Start of Task input

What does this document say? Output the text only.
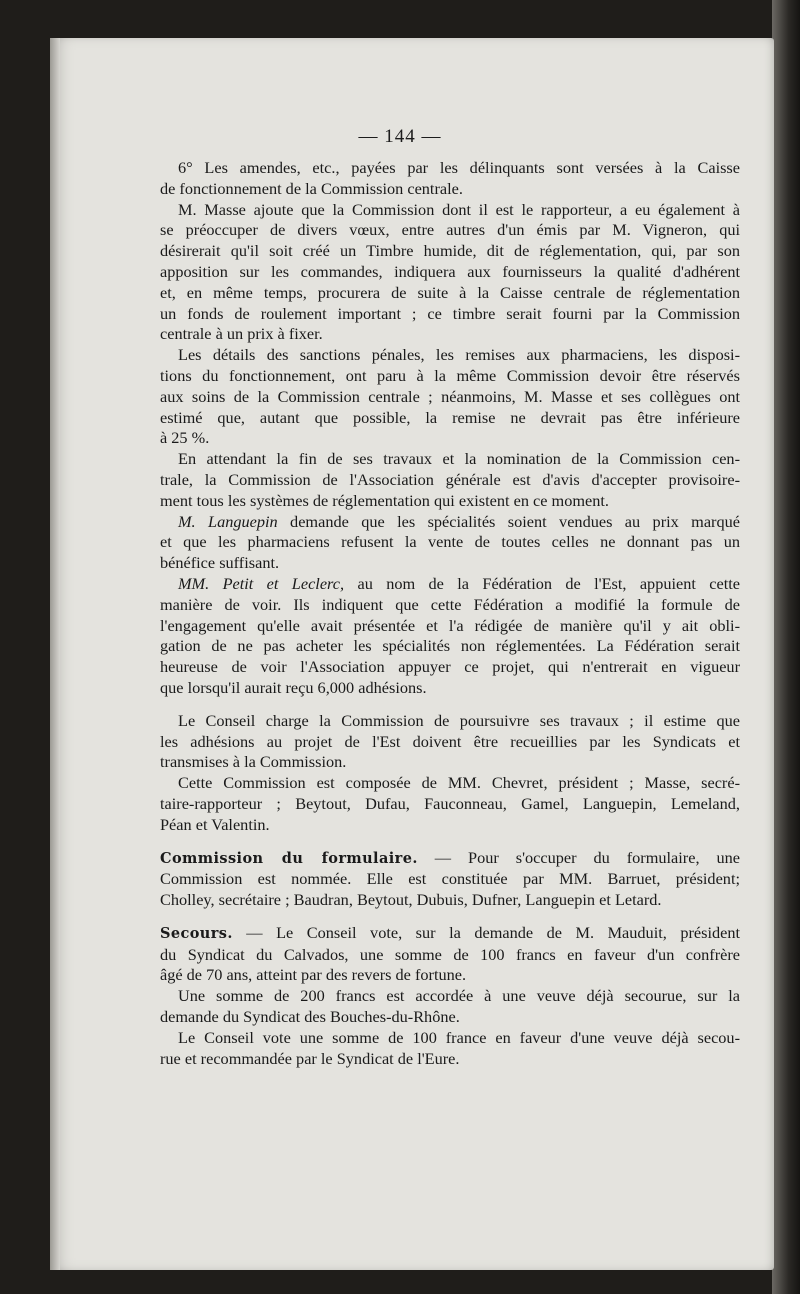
— 144 —
6° Les amendes, etc., payées par les délinquants sont versées à la Caisse
de fonctionnement de la Commission centrale.
M. Masse ajoute que la Commission dont il est le rapporteur, a eu également à
se préoccuper de divers vœux, entre autres d'un émis par M. Vigneron, qui
désirerait qu'il soit créé un Timbre humide, dit de réglementation, qui, par son
apposition sur les commandes, indiquera aux fournisseurs la qualité d'adhérent
et, en même temps, procurera de suite à la Caisse centrale de réglementation
un fonds de roulement important ; ce timbre serait fourni par la Commission
centrale à un prix à fixer.
Les détails des sanctions pénales, les remises aux pharmaciens, les disposi-
tions du fonctionnement, ont paru à la même Commission devoir être réservés
aux soins de la Commission centrale ; néanmoins, M. Masse et ses collègues ont
estimé que, autant que possible, la remise ne devrait pas être inférieure
à 25 %.
En attendant la fin de ses travaux et la nomination de la Commission cen-
trale, la Commission de l'Association générale est d'avis d'accepter provisoire-
ment tous les systèmes de réglementation qui existent en ce moment.
M. Languepin demande que les spécialités soient vendues au prix marqué
et que les pharmaciens refusent la vente de toutes celles ne donnant pas un
bénéfice suffisant.
MM. Petit et Leclerc, au nom de la Fédération de l'Est, appuient cette
manière de voir. Ils indiquent que cette Fédération a modifié la formule de
l'engagement qu'elle avait présentée et l'a rédigée de manière qu'il y ait obli-
gation de ne pas acheter les spécialités non réglementées. La Fédération serait
heureuse de voir l'Association appuyer ce projet, qui n'entrerait en vigueur
que lorsqu'il aurait reçu 6,000 adhésions.
Le Conseil charge la Commission de poursuivre ses travaux ; il estime que
les adhésions au projet de l'Est doivent être recueillies par les Syndicats et
transmises à la Commission.
Cette Commission est composée de MM. Chevret, président ; Masse, secré-
taire-rapporteur ; Beytout, Dufau, Fauconneau, Gamel, Languepin, Lemeland,
Péan et Valentin.
Commission du formulaire. — Pour s'occuper du formulaire, une
Commission est nommée. Elle est constituée par MM. Barruet, président;
Cholley, secrétaire ; Baudran, Beytout, Dubuis, Dufner, Languepin et Letard.
Secours. — Le Conseil vote, sur la demande de M. Mauduit, président
du Syndicat du Calvados, une somme de 100 francs en faveur d'un confrère
âgé de 70 ans, atteint par des revers de fortune.
Une somme de 200 francs est accordée à une veuve déjà secourue, sur la
demande du Syndicat des Bouches-du-Rhône.
Le Conseil vote une somme de 100 france en faveur d'une veuve déjà secou-
rue et recommandée par le Syndicat de l'Eure.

End of Task input

» **Problem details**
Repeat each line of the records above exactly, but do not copy the pictures.

» **Solution to the exercise**
What does this document say? Output the text only.
— 144 —
6° Les amendes, etc., payées par les délinquants sont versées à la Caisse
de fonctionnement de la Commission centrale.
M. Masse ajoute que la Commission dont il est le rapporteur, a eu également à
se préoccuper de divers vœux, entre autres d'un émis par M. Vigneron, qui
désirerait qu'il soit créé un Timbre humide, dit de réglementation, qui, par son
apposition sur les commandes, indiquera aux fournisseurs la qualité d'adhérent
et, en même temps, procurera de suite à la Caisse centrale de réglementation
un fonds de roulement important ; ce timbre serait fourni par la Commission
centrale à un prix à fixer.
Les détails des sanctions pénales, les remises aux pharmaciens, les disposi-
tions du fonctionnement, ont paru à la même Commission devoir être réservés
aux soins de la Commission centrale ; néanmoins, M. Masse et ses collègues ont
estimé que, autant que possible, la remise ne devrait pas être inférieure
à 25 %.
En attendant la fin de ses travaux et la nomination de la Commission cen-
trale, la Commission de l'Association générale est d'avis d'accepter provisoire-
ment tous les systèmes de réglementation qui existent en ce moment.
M. Languepin demande que les spécialités soient vendues au prix marqué
et que les pharmaciens refusent la vente de toutes celles ne donnant pas un
bénéfice suffisant.
MM. Petit et Leclerc, au nom de la Fédération de l'Est, appuient cette
manière de voir. Ils indiquent que cette Fédération a modifié la formule de
l'engagement qu'elle avait présentée et l'a rédigée de manière qu'il y ait obli-
gation de ne pas acheter les spécialités non réglementées. La Fédération serait
heureuse de voir l'Association appuyer ce projet, qui n'entrerait en vigueur
que lorsqu'il aurait reçu 6,000 adhésions.
Le Conseil charge la Commission de poursuivre ses travaux ; il estime que
les adhésions au projet de l'Est doivent être recueillies par les Syndicats et
transmises à la Commission.
Cette Commission est composée de MM. Chevret, président ; Masse, secré-
taire-rapporteur ; Beytout, Dufau, Fauconneau, Gamel, Languepin, Lemeland,
Péan et Valentin.
Commission du formulaire. — Pour s'occuper du formulaire, une
Commission est nommée. Elle est constituée par MM. Barruet, président;
Cholley, secrétaire ; Baudran, Beytout, Dubuis, Dufner, Languepin et Letard.
Secours. — Le Conseil vote, sur la demande de M. Mauduit, président
du Syndicat du Calvados, une somme de 100 francs en faveur d'un confrère
âgé de 70 ans, atteint par des revers de fortune.
Une somme de 200 francs est accordée à une veuve déjà secourue, sur la
demande du Syndicat des Bouches-du-Rhône.
Le Conseil vote une somme de 100 france en faveur d'une veuve déjà secou-
rue et recommandée par le Syndicat de l'Eure.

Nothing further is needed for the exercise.